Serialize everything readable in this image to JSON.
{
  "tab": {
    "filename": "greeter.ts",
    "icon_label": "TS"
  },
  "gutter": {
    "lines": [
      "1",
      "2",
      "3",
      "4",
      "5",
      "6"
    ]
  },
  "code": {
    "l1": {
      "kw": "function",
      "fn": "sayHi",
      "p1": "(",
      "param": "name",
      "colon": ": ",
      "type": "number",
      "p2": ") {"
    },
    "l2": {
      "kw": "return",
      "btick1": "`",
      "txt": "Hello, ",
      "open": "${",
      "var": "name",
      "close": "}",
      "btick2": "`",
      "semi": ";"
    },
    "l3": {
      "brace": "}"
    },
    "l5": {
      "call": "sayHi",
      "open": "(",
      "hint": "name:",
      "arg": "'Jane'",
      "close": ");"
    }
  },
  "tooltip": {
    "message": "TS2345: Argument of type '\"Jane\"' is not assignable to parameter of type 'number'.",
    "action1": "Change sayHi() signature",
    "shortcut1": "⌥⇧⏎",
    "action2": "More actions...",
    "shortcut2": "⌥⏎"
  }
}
...
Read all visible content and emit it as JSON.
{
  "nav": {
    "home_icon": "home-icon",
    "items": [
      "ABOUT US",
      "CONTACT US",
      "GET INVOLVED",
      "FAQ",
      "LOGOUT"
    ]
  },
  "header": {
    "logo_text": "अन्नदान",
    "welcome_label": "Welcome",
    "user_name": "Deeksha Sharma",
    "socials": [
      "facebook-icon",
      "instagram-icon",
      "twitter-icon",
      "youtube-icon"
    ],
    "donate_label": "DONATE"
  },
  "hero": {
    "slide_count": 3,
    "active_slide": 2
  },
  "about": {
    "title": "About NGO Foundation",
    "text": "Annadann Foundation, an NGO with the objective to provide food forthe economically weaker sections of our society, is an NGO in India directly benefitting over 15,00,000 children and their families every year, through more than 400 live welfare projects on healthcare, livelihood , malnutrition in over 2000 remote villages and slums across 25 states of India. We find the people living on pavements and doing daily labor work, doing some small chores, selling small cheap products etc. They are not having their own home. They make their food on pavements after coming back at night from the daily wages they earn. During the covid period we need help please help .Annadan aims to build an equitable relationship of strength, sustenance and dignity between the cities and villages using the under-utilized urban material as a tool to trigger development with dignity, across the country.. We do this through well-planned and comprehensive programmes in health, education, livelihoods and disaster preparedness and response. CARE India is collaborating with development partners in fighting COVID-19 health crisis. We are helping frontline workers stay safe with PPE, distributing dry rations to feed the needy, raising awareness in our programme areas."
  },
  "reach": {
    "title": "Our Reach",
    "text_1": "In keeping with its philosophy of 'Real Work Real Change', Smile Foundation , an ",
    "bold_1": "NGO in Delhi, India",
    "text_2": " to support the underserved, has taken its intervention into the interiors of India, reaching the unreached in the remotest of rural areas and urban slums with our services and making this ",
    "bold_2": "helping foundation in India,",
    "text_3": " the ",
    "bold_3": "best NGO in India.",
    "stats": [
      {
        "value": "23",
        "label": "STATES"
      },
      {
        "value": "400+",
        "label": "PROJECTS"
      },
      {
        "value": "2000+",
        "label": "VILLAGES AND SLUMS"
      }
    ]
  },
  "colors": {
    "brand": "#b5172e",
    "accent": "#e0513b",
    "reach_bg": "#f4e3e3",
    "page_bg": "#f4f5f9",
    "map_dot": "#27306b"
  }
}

» **Problem details**: Find every line in the records above that contains the word "number", and copy each one.

» **Written solution**:
      "type": "number",
    "message": "TS2345: Argument of type '\"Jane\"' is not assignable to parameter of type 'number'.",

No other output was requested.